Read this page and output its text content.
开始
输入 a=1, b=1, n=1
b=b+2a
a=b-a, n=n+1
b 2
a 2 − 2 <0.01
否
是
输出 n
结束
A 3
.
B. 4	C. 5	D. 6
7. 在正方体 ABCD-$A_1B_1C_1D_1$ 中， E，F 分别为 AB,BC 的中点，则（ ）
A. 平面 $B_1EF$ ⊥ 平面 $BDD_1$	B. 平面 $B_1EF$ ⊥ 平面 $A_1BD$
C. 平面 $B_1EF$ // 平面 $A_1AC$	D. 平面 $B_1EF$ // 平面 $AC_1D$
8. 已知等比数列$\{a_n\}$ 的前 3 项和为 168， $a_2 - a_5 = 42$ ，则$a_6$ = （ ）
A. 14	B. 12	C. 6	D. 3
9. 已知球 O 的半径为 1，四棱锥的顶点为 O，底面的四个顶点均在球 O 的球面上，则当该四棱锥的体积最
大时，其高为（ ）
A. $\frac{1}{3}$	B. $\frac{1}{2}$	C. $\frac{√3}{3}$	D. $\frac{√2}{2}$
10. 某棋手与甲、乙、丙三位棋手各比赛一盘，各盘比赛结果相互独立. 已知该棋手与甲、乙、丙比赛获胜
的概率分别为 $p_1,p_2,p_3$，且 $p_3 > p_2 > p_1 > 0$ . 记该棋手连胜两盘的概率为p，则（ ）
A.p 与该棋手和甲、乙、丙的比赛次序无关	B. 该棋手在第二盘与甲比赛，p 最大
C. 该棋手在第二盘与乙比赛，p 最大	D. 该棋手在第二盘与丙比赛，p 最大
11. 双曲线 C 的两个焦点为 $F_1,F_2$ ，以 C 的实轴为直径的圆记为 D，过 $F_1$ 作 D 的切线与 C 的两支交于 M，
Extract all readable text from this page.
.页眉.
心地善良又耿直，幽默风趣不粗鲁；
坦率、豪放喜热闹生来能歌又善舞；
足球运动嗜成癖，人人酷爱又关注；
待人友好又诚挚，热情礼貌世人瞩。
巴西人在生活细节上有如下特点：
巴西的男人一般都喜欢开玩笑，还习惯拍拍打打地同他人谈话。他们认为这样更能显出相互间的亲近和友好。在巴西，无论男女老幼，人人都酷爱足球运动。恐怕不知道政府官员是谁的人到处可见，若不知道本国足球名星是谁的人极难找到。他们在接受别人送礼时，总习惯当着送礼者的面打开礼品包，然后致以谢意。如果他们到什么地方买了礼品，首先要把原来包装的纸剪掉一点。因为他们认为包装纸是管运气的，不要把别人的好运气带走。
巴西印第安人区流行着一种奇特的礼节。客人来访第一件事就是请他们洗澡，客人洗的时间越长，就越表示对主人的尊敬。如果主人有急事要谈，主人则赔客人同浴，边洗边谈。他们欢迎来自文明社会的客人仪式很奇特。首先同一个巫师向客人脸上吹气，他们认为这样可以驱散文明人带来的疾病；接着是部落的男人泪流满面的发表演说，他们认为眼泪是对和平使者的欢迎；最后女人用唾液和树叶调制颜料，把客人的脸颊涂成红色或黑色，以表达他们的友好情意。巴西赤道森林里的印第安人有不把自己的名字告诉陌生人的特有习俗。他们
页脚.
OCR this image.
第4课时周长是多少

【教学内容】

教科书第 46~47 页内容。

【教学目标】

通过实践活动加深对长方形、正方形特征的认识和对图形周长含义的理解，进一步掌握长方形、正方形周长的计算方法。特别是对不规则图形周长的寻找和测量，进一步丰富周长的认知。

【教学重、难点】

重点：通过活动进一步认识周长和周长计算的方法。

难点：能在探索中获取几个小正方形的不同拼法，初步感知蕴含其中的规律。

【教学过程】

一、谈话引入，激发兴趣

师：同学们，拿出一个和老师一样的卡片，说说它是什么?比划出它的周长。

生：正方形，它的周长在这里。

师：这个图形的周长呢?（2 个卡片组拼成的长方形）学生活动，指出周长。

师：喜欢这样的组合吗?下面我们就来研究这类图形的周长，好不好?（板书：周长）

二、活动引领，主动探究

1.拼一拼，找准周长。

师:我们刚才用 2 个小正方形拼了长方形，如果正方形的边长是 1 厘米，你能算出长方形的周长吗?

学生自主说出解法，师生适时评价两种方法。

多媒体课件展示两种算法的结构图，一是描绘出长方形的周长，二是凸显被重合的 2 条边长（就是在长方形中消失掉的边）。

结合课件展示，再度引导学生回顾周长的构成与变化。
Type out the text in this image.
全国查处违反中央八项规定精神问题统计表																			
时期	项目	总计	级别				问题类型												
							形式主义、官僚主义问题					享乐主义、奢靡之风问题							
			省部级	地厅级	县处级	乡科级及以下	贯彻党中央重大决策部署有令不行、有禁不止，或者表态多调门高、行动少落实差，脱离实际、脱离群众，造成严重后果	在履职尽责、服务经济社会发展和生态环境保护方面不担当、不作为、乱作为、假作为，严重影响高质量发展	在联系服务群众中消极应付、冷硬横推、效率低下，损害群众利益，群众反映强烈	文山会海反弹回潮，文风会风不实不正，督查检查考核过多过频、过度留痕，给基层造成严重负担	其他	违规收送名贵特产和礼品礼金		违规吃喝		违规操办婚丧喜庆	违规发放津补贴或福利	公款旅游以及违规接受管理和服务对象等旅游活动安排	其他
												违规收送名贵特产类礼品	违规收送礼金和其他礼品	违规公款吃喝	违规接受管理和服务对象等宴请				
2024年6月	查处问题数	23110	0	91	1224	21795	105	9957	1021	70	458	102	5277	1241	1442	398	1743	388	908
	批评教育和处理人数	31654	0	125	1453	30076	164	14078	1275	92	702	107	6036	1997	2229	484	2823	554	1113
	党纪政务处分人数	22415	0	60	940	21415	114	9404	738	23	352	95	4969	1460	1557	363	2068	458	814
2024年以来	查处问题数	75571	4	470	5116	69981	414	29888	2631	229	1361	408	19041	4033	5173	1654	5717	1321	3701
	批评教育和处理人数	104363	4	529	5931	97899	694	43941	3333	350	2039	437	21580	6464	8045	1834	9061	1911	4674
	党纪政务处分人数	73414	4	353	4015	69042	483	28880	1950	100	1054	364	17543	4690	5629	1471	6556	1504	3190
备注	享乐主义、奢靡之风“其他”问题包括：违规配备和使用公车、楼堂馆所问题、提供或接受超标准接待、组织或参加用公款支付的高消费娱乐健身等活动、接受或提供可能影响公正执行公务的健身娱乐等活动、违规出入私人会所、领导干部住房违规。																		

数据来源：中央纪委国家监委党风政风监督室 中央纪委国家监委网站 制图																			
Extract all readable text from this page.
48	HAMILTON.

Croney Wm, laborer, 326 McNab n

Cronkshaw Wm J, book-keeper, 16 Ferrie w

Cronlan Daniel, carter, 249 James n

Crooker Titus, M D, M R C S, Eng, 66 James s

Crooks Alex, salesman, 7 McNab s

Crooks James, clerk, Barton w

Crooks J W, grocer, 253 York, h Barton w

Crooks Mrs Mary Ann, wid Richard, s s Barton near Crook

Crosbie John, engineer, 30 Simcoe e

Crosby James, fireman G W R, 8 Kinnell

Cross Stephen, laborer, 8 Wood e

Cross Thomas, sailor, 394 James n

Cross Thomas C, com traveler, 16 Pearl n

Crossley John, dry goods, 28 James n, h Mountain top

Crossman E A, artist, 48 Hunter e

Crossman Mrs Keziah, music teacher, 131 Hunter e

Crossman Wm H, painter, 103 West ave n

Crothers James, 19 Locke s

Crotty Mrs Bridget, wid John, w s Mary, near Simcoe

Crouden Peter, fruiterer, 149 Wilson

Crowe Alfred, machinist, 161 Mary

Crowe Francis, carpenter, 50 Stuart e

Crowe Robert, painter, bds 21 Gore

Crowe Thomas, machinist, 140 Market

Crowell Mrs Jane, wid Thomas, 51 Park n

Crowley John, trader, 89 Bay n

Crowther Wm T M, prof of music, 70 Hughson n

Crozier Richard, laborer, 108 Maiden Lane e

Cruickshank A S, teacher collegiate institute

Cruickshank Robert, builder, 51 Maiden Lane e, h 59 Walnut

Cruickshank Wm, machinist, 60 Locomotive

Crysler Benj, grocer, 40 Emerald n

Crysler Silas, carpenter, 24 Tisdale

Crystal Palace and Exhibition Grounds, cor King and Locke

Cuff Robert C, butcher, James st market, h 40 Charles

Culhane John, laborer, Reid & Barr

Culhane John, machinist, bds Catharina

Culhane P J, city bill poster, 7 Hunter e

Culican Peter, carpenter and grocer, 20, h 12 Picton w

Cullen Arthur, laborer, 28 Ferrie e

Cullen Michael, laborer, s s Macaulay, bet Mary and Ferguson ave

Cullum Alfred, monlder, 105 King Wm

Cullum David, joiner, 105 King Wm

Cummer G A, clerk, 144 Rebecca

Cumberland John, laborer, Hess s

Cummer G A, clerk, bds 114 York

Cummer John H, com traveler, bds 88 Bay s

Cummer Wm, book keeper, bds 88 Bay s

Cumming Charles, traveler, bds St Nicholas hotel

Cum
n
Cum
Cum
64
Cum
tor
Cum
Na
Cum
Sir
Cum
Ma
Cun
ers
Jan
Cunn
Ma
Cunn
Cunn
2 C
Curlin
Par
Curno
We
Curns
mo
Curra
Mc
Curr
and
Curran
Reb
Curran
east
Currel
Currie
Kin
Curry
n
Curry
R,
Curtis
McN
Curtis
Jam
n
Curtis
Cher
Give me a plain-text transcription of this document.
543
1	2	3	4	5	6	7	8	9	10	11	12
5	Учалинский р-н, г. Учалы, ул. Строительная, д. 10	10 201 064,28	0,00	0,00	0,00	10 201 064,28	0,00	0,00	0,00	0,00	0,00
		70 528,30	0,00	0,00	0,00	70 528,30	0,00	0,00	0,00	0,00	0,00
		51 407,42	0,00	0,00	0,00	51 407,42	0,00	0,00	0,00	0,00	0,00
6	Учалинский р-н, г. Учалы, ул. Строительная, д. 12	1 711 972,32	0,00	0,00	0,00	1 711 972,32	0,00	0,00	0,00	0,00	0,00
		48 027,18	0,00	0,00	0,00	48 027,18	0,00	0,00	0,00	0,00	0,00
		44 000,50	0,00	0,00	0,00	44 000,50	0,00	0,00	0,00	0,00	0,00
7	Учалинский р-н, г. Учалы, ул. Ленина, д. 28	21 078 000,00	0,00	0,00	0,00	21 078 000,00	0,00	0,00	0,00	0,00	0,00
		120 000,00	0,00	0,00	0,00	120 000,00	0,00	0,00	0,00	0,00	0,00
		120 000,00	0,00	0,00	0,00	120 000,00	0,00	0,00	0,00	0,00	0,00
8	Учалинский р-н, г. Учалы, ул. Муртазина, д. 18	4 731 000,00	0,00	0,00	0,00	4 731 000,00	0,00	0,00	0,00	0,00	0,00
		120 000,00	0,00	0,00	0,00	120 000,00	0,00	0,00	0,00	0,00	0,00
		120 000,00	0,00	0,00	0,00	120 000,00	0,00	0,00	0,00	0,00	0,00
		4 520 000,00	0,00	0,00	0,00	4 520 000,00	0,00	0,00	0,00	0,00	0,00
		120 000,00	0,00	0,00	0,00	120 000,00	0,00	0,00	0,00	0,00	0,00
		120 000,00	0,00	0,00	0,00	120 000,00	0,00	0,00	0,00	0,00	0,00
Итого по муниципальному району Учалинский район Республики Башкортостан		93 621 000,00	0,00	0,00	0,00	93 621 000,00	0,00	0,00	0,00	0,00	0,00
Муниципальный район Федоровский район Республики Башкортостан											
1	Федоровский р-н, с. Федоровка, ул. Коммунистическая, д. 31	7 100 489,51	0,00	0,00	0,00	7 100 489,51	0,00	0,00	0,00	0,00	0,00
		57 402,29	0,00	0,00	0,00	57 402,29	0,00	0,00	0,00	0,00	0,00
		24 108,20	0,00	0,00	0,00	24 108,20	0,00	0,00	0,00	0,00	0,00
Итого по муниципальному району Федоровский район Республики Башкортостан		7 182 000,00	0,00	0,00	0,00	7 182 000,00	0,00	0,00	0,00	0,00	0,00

****

• Work instructions: Search the entries for the string "Федоровский" and collect each line that has it.

• The output:
Муниципальный район Федоровский район Республики Башкортостан											
1	Федоровский р-н, с. Федоровка, ул. Коммунистическая, д. 31	7 100 489,51	0,00	0,00	0,00	7 100 489,51	0,00	0,00	0,00	0,00	0,00
Итого по муниципальному району Федоровский район Республики Башкортостан		7 182 000,00	0,00	0,00	0,00	7 182 000,00	0,00	0,00	0,00	0,00	0,00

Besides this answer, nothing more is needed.